**What is asked:** Copy all the material below, exactly as it stands.

Saved data entries
------------

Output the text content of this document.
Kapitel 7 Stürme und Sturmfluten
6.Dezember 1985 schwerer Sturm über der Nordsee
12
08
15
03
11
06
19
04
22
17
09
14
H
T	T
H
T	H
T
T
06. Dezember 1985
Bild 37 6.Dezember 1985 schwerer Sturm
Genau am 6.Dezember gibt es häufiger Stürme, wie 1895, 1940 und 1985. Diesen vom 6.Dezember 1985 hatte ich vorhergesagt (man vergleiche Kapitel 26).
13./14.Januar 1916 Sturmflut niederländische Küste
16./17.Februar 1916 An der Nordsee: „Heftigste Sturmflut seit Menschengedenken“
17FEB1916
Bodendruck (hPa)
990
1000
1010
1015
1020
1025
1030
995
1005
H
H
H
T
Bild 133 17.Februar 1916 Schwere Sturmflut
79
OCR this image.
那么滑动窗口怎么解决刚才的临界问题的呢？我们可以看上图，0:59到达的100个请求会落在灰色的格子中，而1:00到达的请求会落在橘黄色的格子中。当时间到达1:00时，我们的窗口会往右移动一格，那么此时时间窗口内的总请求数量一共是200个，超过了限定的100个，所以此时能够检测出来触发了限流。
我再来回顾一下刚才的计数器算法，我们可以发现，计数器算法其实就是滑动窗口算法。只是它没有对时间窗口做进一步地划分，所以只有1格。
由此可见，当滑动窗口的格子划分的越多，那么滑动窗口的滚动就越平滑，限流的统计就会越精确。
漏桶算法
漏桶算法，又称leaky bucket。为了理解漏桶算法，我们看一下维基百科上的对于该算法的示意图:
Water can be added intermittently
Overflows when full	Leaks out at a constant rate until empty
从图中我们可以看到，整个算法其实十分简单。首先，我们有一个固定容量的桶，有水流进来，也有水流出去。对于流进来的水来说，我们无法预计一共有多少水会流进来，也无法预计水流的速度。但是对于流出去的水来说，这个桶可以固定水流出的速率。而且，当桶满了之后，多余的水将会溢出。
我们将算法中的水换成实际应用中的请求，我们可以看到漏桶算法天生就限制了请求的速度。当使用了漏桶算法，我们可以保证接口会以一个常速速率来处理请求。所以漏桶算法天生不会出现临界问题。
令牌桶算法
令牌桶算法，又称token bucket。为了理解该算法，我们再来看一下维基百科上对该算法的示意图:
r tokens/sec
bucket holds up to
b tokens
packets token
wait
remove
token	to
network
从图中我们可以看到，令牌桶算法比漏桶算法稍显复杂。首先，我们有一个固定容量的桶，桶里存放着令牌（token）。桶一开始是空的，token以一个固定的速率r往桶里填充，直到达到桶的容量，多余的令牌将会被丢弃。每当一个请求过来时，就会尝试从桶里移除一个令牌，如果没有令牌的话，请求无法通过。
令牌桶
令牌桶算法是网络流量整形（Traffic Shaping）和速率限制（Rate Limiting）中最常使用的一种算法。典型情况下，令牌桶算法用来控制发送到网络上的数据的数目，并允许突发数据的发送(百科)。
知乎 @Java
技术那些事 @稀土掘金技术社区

------------

**Right answer:**
Output the text content of this document.
Kapitel 7 Stürme und Sturmfluten
6.Dezember 1985 schwerer Sturm über der Nordsee
12
08
15
03
11
06
19
04
22
17
09
14
H
T	T
H
T	H
T
T
06. Dezember 1985
Bild 37 6.Dezember 1985 schwerer Sturm
Genau am 6.Dezember gibt es häufiger Stürme, wie 1895, 1940 und 1985. Diesen vom 6.Dezember 1985 hatte ich vorhergesagt (man vergleiche Kapitel 26).
13./14.Januar 1916 Sturmflut niederländische Küste
16./17.Februar 1916 An der Nordsee: „Heftigste Sturmflut seit Menschengedenken“
17FEB1916
Bodendruck (hPa)
990
1000
1010
1015
1020
1025
1030
995
1005
H
H
H
T
Bild 133 17.Februar 1916 Schwere Sturmflut
79
OCR this image.
那么滑动窗口怎么解决刚才的临界问题的呢？我们可以看上图，0:59到达的100个请求会落在灰色的格子中，而1:00到达的请求会落在橘黄色的格子中。当时间到达1:00时，我们的窗口会往右移动一格，那么此时时间窗口内的总请求数量一共是200个，超过了限定的100个，所以此时能够检测出来触发了限流。
我再来回顾一下刚才的计数器算法，我们可以发现，计数器算法其实就是滑动窗口算法。只是它没有对时间窗口做进一步地划分，所以只有1格。
由此可见，当滑动窗口的格子划分的越多，那么滑动窗口的滚动就越平滑，限流的统计就会越精确。
漏桶算法
漏桶算法，又称leaky bucket。为了理解漏桶算法，我们看一下维基百科上的对于该算法的示意图:
Water can be added intermittently
Overflows when full	Leaks out at a constant rate until empty
从图中我们可以看到，整个算法其实十分简单。首先，我们有一个固定容量的桶，有水流进来，也有水流出去。对于流进来的水来说，我们无法预计一共有多少水会流进来，也无法预计水流的速度。但是对于流出去的水来说，这个桶可以固定水流出的速率。而且，当桶满了之后，多余的水将会溢出。
我们将算法中的水换成实际应用中的请求，我们可以看到漏桶算法天生就限制了请求的速度。当使用了漏桶算法，我们可以保证接口会以一个常速速率来处理请求。所以漏桶算法天生不会出现临界问题。
令牌桶算法
令牌桶算法，又称token bucket。为了理解该算法，我们再来看一下维基百科上对该算法的示意图:
r tokens/sec
bucket holds up to
b tokens
packets token
wait
remove
token	to
network
从图中我们可以看到，令牌桶算法比漏桶算法稍显复杂。首先，我们有一个固定容量的桶，桶里存放着令牌（token）。桶一开始是空的，token以一个固定的速率r往桶里填充，直到达到桶的容量，多余的令牌将会被丢弃。每当一个请求过来时，就会尝试从桶里移除一个令牌，如果没有令牌的话，请求无法通过。
令牌桶
令牌桶算法是网络流量整形（Traffic Shaping）和速率限制（Rate Limiting）中最常使用的一种算法。典型情况下，令牌桶算法用来控制发送到网络上的数据的数目，并允许突发数据的发送(百科)。
知乎 @Java
技术那些事 @稀土掘金技术社区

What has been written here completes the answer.